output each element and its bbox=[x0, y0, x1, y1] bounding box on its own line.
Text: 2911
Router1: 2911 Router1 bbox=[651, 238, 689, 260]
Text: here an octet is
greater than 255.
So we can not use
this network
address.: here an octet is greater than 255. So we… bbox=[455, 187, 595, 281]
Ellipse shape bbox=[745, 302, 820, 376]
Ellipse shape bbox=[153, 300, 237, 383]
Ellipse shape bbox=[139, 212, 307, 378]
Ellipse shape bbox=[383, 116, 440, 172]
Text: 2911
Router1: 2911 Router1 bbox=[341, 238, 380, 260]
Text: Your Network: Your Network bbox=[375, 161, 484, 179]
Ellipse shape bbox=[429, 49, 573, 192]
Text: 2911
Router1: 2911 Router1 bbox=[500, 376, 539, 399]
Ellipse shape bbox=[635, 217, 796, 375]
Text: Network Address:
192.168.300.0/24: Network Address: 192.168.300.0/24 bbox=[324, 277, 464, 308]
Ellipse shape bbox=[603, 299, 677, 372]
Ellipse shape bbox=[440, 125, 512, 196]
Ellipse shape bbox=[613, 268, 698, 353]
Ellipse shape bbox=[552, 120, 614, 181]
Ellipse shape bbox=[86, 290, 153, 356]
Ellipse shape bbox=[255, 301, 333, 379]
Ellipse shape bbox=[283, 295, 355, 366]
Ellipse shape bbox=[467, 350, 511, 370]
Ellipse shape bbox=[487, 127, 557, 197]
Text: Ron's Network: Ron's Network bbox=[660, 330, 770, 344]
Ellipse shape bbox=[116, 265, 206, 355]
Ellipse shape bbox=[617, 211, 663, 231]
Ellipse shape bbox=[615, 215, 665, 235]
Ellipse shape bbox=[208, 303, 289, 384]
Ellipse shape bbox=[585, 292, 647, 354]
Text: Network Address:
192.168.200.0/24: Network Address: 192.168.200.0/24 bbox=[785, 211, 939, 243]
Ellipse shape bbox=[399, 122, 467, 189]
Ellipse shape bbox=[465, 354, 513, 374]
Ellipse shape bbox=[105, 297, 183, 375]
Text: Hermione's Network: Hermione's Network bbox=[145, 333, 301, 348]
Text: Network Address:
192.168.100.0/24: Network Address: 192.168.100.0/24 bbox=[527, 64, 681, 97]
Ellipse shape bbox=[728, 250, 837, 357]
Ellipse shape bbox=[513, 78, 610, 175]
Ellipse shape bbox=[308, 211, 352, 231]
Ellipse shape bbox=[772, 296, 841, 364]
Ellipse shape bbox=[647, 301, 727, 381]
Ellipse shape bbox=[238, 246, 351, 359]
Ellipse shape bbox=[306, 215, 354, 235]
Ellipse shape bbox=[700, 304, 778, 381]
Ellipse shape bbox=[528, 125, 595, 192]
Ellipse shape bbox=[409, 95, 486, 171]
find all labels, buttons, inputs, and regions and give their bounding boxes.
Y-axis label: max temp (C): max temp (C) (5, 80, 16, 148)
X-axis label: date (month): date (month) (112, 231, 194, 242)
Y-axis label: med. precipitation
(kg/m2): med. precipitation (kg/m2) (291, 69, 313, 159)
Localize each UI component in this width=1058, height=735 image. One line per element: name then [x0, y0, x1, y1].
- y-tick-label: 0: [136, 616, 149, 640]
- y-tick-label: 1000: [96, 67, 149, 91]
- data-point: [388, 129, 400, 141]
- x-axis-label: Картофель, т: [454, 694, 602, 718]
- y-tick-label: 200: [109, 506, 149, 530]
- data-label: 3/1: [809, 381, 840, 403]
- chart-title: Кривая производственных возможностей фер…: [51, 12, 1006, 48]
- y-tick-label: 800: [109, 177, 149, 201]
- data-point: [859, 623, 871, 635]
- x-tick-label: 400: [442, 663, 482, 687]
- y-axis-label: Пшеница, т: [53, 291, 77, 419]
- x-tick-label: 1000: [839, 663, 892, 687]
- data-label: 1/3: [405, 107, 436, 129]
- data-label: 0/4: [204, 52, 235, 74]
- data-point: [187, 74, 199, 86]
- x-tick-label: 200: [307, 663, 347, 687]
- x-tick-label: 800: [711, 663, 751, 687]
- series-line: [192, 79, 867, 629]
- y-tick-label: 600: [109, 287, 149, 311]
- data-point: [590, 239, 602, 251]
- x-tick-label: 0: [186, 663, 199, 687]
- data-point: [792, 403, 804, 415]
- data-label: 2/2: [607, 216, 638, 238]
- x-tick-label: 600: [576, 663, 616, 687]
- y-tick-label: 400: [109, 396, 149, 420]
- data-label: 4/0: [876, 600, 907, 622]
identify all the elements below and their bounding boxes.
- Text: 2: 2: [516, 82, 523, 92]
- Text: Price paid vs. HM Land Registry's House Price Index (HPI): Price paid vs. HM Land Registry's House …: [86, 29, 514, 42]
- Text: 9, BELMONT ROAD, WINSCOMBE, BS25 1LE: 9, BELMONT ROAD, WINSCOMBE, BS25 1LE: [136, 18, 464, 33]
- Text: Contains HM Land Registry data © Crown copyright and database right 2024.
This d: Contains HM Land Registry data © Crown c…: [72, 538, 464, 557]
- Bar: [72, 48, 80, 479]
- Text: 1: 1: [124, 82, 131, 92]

SET TASK: Set down the records from their start up to and including the line with "this network", reproducing every line as it appears.

TASK RESULT:
output each element and its bbox=[x0, y0, x1, y1] bounding box on its own line.
Text: 2911
Router1: 2911 Router1 bbox=[651, 238, 689, 260]
Text: here an octet is
greater than 255.
So we can not use
this network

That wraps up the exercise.